▶ _Short problem_
Report every line in the listing below where the string "JSON" shows up.

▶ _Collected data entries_
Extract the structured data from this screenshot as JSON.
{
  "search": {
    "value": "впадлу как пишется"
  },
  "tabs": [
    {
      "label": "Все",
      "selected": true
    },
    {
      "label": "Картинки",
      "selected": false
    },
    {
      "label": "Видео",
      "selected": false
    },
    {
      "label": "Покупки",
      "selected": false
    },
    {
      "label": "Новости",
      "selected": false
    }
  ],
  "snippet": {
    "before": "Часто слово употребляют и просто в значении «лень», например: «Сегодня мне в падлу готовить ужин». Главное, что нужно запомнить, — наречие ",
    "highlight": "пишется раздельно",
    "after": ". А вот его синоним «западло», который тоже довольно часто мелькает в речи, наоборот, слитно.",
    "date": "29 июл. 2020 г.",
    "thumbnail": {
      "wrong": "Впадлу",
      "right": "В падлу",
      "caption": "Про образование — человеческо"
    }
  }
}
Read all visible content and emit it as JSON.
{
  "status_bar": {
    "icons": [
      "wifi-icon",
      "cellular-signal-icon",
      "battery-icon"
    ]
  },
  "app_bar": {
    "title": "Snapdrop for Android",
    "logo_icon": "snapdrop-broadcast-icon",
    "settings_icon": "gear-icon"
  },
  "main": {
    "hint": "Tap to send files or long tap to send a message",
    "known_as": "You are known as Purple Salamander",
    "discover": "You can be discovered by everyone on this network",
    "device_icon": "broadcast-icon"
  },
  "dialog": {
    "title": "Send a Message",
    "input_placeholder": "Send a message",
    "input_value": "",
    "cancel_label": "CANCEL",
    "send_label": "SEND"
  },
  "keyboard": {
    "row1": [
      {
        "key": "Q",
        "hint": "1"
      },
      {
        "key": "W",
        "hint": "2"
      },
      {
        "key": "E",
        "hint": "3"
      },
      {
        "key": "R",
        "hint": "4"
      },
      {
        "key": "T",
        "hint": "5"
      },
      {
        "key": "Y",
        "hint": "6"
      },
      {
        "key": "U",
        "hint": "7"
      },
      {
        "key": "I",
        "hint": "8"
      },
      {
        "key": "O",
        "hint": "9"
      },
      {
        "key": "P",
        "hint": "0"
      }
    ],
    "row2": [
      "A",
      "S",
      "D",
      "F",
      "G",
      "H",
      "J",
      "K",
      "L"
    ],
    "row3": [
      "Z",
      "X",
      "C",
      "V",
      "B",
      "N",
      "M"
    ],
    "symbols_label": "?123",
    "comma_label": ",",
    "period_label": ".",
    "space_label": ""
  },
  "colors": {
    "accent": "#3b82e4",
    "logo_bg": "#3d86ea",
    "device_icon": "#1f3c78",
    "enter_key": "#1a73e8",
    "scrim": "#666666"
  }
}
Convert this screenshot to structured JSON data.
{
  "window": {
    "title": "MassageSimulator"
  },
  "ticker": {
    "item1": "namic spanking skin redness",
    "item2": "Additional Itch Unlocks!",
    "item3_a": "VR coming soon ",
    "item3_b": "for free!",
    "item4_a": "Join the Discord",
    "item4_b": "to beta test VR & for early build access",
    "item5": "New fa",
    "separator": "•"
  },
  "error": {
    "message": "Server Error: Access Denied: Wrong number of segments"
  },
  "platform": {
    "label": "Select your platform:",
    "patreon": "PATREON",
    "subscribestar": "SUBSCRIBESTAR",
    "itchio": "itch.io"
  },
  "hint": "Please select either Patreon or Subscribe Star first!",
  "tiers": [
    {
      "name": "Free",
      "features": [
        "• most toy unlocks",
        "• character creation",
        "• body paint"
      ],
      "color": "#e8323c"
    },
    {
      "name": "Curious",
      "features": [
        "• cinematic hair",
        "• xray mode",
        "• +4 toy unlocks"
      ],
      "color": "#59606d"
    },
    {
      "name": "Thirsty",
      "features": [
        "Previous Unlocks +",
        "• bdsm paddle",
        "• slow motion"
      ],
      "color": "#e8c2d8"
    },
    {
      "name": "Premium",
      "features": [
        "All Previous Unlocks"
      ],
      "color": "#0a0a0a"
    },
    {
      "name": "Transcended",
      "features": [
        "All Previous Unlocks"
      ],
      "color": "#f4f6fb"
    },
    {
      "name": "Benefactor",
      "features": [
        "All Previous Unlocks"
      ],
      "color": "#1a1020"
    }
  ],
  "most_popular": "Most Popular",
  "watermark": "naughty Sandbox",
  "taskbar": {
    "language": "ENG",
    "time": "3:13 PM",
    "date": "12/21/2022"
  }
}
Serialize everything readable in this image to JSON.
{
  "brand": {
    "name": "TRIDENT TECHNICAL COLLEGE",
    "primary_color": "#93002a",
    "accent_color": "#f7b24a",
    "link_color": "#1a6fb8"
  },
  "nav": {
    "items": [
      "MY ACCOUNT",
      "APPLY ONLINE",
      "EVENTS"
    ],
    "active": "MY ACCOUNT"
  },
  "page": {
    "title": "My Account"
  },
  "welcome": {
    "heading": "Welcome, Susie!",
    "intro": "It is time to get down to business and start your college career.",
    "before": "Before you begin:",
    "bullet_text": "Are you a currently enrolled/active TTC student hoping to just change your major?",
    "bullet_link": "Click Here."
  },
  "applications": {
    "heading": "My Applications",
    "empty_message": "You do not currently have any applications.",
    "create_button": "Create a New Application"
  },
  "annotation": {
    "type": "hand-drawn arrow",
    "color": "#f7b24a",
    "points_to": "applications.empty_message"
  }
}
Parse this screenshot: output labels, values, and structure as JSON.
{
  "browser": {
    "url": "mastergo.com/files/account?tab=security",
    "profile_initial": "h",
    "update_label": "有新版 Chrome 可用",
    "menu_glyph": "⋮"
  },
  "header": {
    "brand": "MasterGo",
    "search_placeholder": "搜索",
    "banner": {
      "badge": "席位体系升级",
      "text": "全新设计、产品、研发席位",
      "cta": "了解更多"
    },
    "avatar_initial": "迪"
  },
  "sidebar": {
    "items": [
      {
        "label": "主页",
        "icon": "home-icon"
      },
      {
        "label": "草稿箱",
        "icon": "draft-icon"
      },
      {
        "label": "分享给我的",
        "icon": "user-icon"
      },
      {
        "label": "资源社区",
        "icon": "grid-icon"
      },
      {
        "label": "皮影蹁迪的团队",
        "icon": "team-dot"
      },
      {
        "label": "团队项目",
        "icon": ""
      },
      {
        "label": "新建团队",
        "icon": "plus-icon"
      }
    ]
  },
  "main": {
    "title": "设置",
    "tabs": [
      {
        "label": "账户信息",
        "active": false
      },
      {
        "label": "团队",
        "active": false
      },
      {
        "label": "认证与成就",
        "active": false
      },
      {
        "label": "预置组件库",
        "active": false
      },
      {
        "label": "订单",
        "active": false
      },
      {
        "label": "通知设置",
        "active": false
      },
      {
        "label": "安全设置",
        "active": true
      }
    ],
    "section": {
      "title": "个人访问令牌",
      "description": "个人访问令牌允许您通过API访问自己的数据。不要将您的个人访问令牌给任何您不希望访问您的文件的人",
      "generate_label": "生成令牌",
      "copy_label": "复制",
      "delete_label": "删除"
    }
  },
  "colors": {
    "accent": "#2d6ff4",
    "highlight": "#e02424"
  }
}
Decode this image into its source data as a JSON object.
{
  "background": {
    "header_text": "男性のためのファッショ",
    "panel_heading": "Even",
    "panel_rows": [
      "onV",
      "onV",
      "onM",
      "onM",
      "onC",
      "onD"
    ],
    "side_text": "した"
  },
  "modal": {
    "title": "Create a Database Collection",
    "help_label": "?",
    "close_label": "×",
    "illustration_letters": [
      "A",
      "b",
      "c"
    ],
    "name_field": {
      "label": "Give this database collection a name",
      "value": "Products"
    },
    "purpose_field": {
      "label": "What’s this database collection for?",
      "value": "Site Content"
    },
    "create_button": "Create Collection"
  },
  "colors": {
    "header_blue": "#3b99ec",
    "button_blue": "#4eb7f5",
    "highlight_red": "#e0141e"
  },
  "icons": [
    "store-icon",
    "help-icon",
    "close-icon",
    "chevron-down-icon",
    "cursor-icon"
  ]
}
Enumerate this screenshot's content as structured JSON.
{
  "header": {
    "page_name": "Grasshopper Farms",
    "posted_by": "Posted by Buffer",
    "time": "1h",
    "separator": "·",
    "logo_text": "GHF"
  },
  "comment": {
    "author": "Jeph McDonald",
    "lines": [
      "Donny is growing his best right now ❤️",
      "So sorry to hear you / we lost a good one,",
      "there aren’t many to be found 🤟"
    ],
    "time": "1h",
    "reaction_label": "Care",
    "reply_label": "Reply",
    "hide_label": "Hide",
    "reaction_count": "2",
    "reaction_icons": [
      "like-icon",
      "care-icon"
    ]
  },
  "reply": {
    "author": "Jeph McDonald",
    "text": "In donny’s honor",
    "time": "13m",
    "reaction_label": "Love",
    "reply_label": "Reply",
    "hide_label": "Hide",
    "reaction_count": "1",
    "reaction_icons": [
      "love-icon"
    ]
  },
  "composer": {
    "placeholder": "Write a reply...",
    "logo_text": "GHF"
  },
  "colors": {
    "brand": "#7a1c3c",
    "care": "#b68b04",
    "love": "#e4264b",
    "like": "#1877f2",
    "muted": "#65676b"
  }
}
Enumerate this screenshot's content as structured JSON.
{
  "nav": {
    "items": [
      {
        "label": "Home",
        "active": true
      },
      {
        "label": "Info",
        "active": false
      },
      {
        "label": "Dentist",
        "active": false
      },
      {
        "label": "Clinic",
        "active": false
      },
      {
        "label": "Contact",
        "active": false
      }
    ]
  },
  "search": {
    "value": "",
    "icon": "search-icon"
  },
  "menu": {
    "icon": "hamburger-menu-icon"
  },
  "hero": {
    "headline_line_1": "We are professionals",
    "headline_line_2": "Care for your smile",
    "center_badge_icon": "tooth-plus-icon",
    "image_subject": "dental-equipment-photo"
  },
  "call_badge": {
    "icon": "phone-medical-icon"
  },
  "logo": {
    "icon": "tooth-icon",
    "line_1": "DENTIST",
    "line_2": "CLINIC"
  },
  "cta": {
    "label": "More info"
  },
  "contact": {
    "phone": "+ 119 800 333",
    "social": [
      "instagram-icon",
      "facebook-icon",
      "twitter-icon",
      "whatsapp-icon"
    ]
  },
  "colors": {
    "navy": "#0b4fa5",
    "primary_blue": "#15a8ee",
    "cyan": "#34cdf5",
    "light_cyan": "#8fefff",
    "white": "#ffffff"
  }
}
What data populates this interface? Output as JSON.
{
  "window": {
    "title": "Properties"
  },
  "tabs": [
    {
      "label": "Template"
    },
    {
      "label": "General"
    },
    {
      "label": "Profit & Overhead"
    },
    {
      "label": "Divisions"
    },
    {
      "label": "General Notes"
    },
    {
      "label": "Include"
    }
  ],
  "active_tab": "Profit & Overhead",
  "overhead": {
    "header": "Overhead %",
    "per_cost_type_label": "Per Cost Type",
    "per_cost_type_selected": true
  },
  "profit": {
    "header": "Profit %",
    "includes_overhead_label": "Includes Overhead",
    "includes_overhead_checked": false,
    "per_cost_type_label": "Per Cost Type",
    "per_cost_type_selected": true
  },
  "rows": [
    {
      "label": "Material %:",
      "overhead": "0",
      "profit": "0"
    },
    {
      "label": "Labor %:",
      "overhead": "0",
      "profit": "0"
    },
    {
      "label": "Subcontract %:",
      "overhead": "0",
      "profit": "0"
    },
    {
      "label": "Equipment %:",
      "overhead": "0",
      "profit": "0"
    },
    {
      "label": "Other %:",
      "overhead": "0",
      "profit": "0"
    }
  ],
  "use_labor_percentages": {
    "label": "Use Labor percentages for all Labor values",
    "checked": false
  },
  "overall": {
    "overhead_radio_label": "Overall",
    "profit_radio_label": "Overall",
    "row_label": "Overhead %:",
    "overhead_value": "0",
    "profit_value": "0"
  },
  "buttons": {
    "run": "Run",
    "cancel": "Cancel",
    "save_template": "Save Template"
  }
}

▶ _Response to the task_
Extract the structured data from this screenshot as JSON.
Read all visible content and emit it as JSON.
Convert this screenshot to structured JSON data.
Serialize everything readable in this image to JSON.
Parse this screenshot: output labels, values, and structure as JSON.
Decode this image into its source data as a JSON object.
Enumerate this screenshot's content as structured JSON.
Enumerate this screenshot's content as structured JSON.
What data populates this interface? Output as JSON.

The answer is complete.